● Do this
Identify each line below containing the string "замыкания" and copy it.
--- Start of Records supplied ---
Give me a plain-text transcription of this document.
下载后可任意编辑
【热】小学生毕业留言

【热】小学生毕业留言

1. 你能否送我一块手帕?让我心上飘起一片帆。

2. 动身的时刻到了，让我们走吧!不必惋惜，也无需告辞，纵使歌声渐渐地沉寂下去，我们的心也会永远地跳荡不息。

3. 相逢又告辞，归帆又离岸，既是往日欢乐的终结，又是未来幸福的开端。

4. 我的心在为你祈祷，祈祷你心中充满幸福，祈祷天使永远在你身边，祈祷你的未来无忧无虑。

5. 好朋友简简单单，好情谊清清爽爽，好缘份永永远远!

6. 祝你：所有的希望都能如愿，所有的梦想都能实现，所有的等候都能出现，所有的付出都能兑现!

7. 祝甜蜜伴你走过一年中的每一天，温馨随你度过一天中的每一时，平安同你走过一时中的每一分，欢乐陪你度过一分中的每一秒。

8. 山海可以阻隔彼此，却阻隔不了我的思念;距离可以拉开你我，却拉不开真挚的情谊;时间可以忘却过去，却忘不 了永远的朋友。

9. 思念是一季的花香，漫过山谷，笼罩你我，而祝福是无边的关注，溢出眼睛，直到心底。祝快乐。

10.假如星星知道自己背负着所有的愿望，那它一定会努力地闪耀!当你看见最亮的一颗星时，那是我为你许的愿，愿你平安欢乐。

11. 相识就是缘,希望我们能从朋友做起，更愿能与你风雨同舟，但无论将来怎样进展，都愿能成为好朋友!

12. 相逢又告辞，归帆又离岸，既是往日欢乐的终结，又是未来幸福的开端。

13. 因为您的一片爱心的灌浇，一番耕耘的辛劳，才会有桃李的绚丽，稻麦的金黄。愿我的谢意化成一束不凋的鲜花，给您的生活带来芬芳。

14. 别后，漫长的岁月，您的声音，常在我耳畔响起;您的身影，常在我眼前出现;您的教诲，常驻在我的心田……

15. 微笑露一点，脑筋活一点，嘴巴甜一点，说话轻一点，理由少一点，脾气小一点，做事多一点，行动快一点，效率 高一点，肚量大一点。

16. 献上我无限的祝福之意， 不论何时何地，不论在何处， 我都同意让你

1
--- End of Records supplied ---
--- Start of Records supplied ---
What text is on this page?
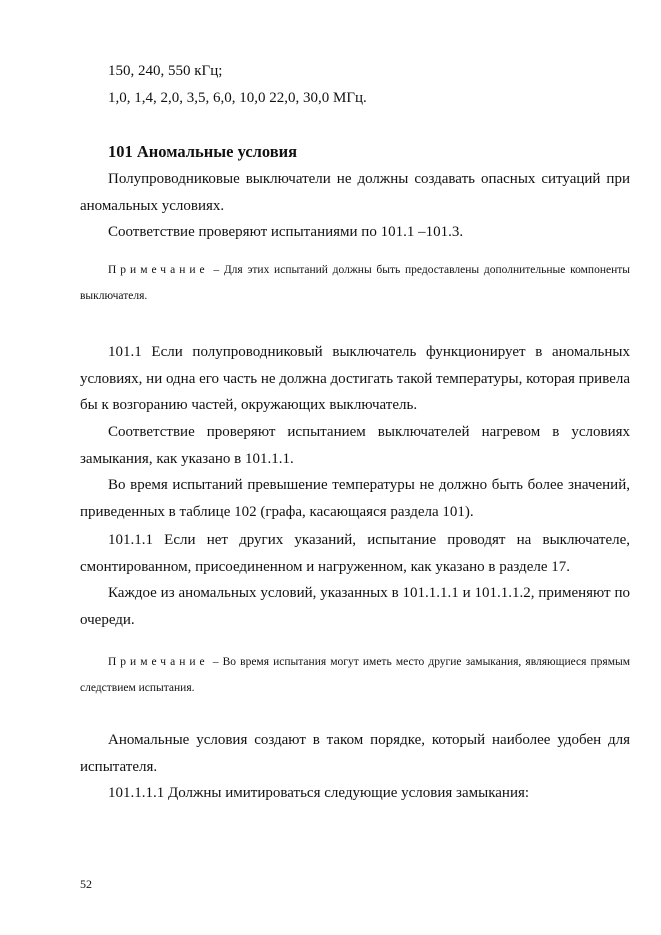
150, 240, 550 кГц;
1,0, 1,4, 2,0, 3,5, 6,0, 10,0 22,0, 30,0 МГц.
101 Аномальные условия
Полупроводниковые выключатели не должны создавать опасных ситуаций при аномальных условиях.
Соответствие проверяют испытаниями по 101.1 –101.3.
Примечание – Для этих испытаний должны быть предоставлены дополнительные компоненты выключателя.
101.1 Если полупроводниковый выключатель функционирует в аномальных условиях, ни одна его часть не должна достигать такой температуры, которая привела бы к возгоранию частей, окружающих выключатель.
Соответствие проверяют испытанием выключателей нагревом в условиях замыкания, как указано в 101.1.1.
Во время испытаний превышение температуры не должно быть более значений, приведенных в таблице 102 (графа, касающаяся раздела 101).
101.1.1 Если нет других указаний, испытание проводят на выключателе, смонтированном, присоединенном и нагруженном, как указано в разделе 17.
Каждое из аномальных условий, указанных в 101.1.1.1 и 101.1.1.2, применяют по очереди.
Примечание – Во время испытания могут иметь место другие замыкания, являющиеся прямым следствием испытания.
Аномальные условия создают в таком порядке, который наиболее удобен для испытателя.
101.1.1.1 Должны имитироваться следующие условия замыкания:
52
--- End of Records supplied ---
● Correct output
Соответствие проверяют испытанием выключателей нагревом в условиях замыкания, как указано в 101.1.1.
Примечание – Во время испытания могут иметь место другие замыкания, являющиеся прямым следствием испытания.
101.1.1.1 Должны имитироваться следующие условия замыкания:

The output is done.